(Dataset records on visual material)
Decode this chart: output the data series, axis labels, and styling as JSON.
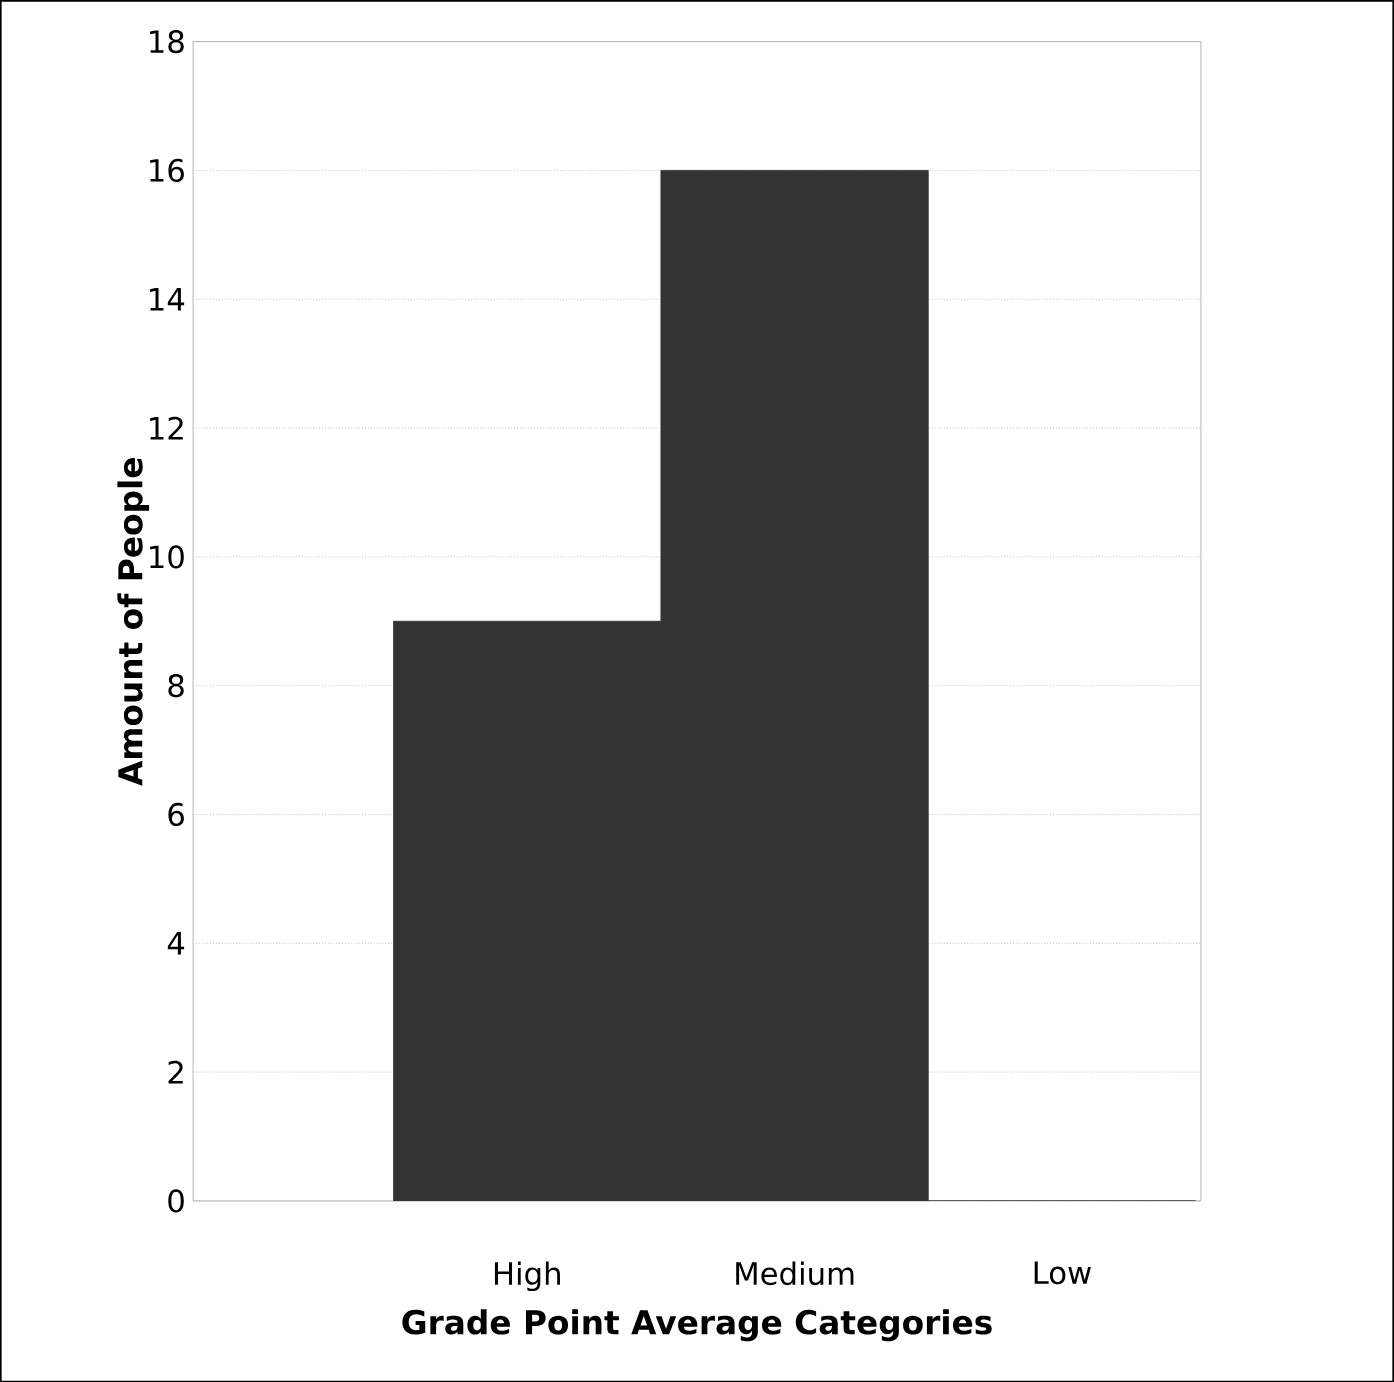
{
  "chart_data": {
    "type": "bar",
    "xlabel": "Grade Point Average Categories",
    "ylabel": "Amount of People",
    "categories": [
      "High",
      "Medium",
      "Low"
    ],
    "values": [
      9,
      16,
      0
    ],
    "color": "#333333",
    "ylim": [
      0,
      18
    ],
    "yticks": [
      0,
      2,
      4,
      6,
      8,
      10,
      12,
      14,
      16,
      18
    ],
    "grid": "y"
  }
}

**GOAL**
Restate the whole listing above exactly, except for its images.

**RESPONSE BELOW**
Decode this chart: output the data series, axis labels, and styling as JSON.
{
  "chart_data": {
    "type": "bar",
    "xlabel": "Grade Point Average Categories",
    "ylabel": "Amount of People",
    "categories": [
      "High",
      "Medium",
      "Low"
    ],
    "values": [
      9,
      16,
      0
    ],
    "color": "#333333",
    "ylim": [
      0,
      18
    ],
    "yticks": [
      0,
      2,
      4,
      6,
      8,
      10,
      12,
      14,
      16,
      18
    ],
    "grid": "y"
  }
}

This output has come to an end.